* EXTRACTED MATERIAL

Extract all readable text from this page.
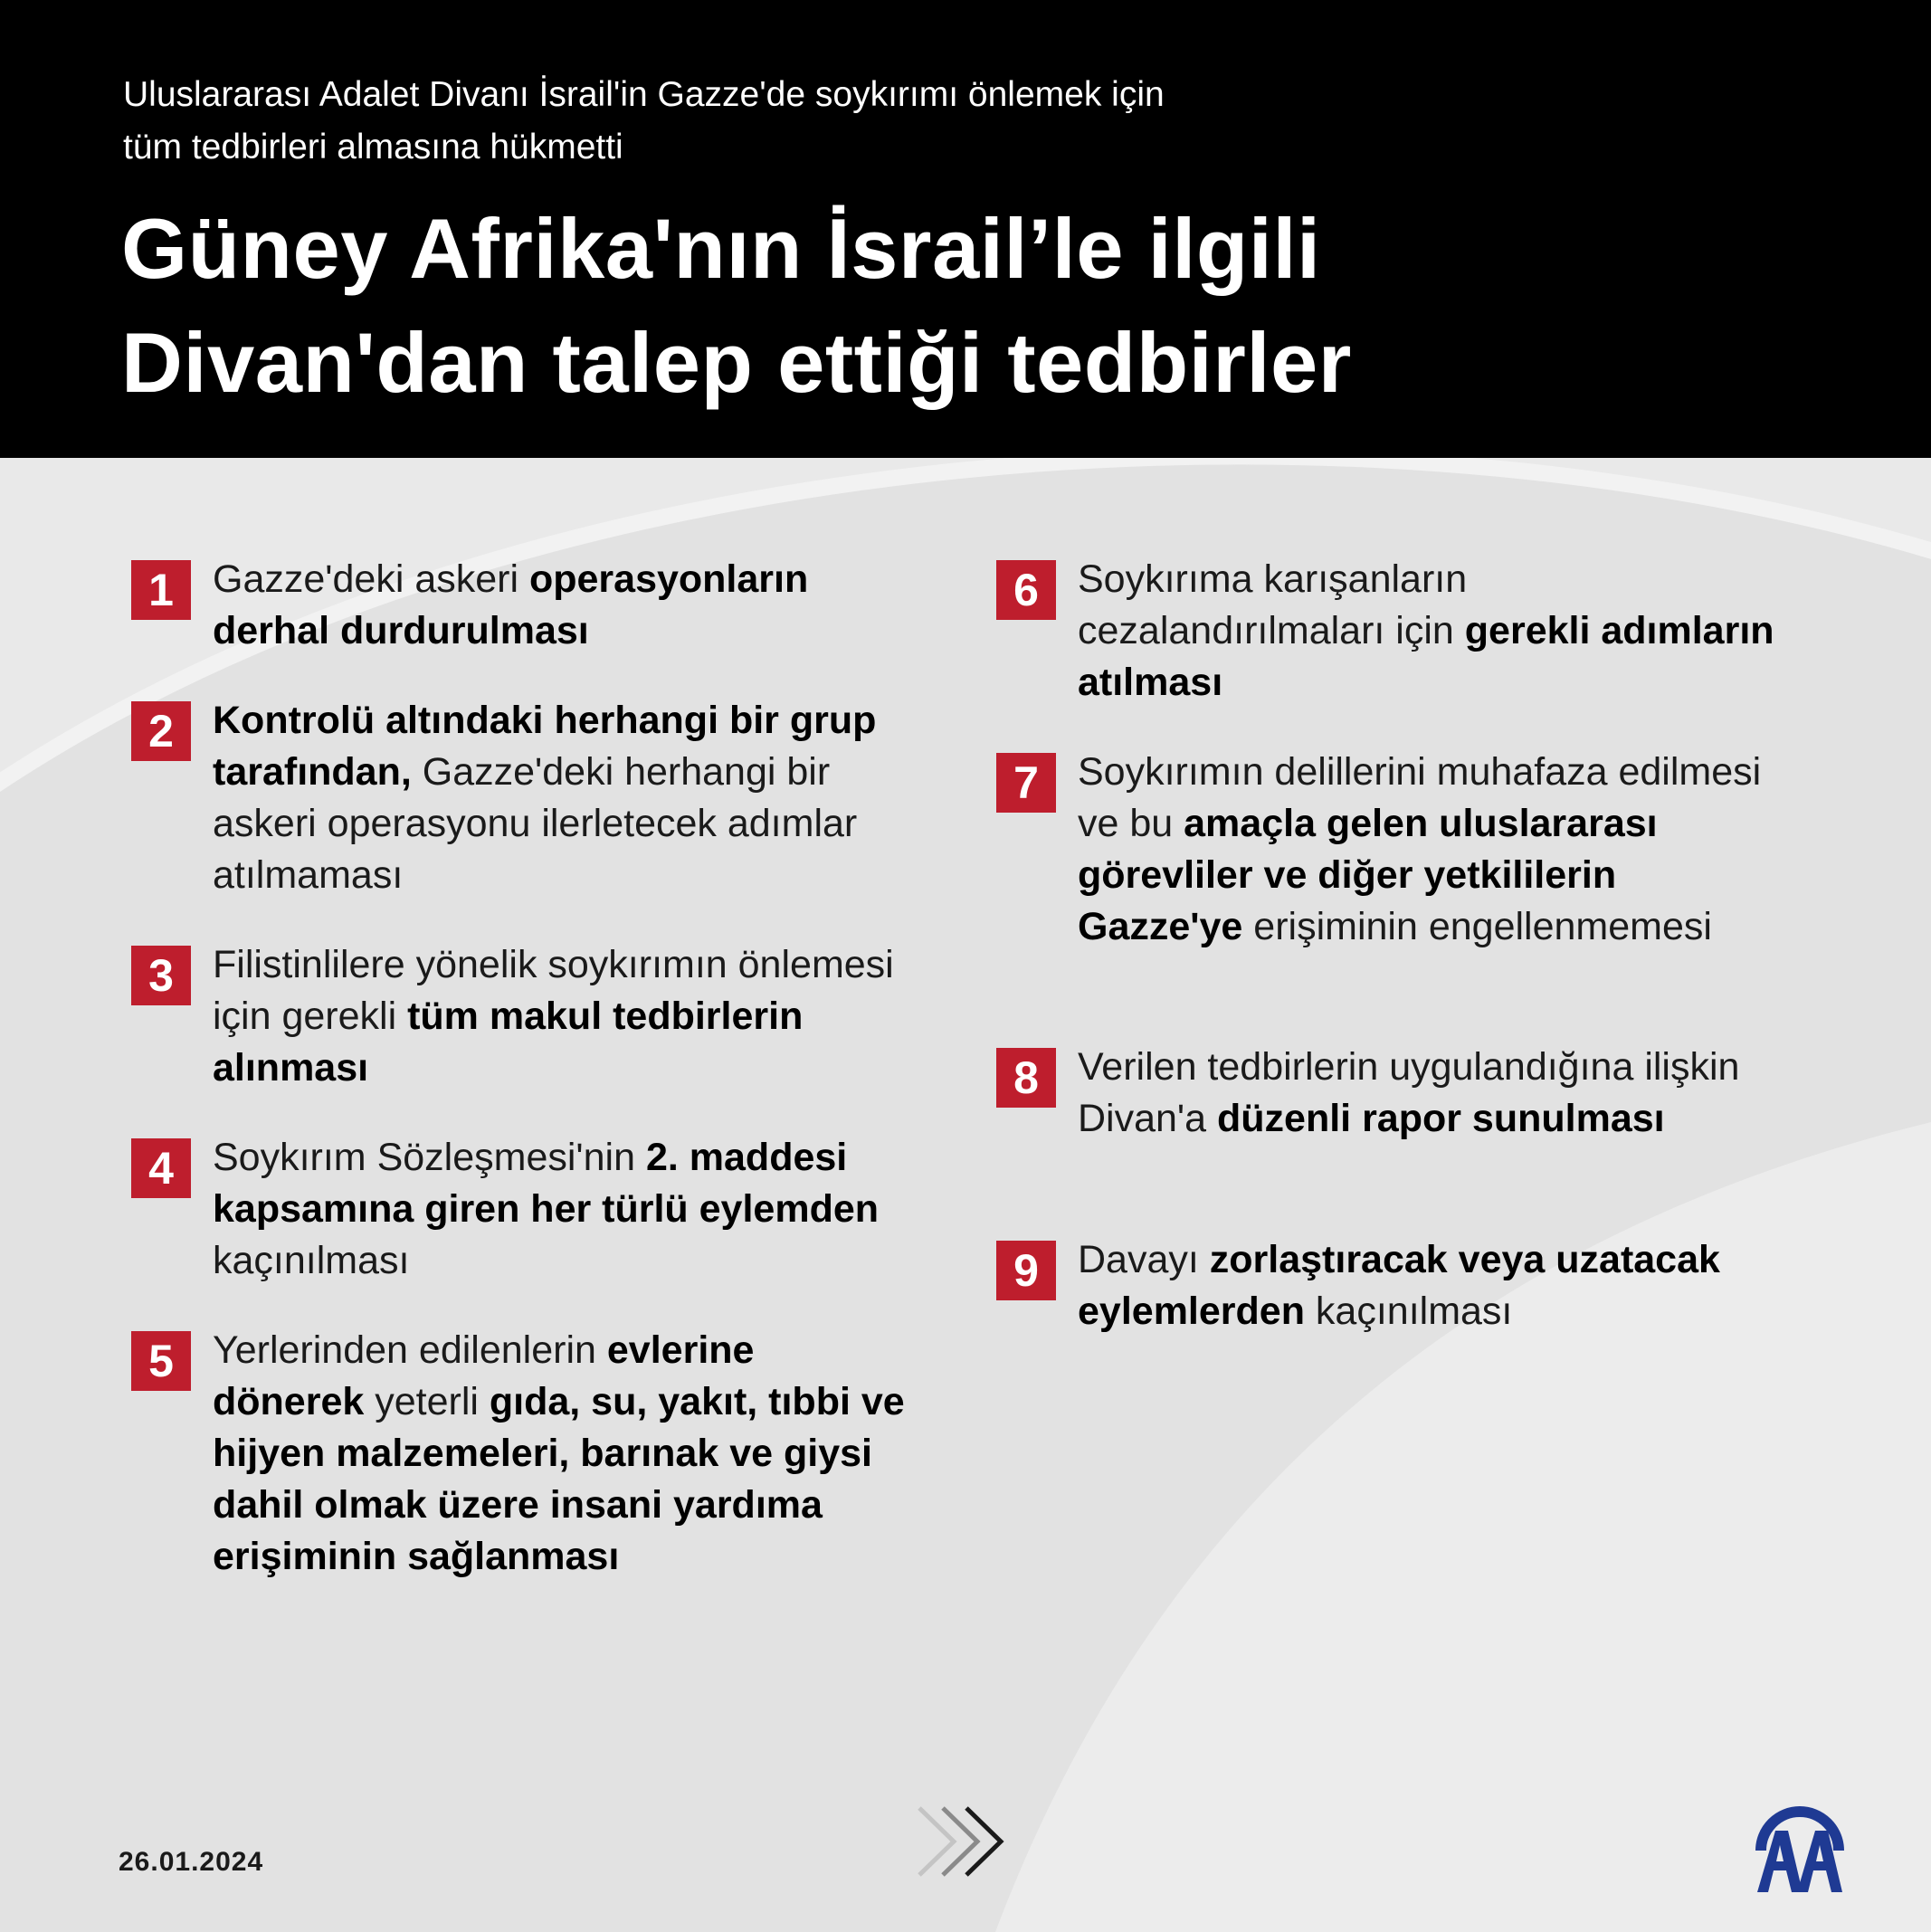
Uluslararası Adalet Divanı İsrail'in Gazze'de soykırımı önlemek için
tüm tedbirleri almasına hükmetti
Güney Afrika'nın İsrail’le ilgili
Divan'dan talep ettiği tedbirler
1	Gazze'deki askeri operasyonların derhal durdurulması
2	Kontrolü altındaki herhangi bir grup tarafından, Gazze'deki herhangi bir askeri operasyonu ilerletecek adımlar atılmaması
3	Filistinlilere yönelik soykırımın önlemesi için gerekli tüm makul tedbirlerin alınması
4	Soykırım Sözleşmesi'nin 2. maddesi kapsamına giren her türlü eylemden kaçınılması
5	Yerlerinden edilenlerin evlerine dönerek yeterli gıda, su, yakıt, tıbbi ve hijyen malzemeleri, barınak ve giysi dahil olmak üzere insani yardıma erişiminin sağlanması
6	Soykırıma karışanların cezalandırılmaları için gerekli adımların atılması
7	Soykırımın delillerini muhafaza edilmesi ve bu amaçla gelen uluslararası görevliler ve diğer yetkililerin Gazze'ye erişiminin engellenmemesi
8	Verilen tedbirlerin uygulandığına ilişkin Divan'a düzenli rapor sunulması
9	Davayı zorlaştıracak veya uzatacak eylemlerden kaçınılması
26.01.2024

* SHORT PROBLEM
Every record must be copied exactly, with images dropped from the result.

* WORKED SOLUTION
Extract all readable text from this page.
Uluslararası Adalet Divanı İsrail'in Gazze'de soykırımı önlemek için
tüm tedbirleri almasına hükmetti
Güney Afrika'nın İsrail’le ilgili
Divan'dan talep ettiği tedbirler
1	Gazze'deki askeri operasyonların derhal durdurulması
2	Kontrolü altındaki herhangi bir grup tarafından, Gazze'deki herhangi bir askeri operasyonu ilerletecek adımlar atılmaması
3	Filistinlilere yönelik soykırımın önlemesi için gerekli tüm makul tedbirlerin alınması
4	Soykırım Sözleşmesi'nin 2. maddesi kapsamına giren her türlü eylemden kaçınılması
5	Yerlerinden edilenlerin evlerine dönerek yeterli gıda, su, yakıt, tıbbi ve hijyen malzemeleri, barınak ve giysi dahil olmak üzere insani yardıma erişiminin sağlanması
6	Soykırıma karışanların cezalandırılmaları için gerekli adımların atılması
7	Soykırımın delillerini muhafaza edilmesi ve bu amaçla gelen uluslararası görevliler ve diğer yetkililerin Gazze'ye erişiminin engellenmemesi
8	Verilen tedbirlerin uygulandığına ilişkin Divan'a düzenli rapor sunulması
9	Davayı zorlaştıracak veya uzatacak eylemlerden kaçınılması
26.01.2024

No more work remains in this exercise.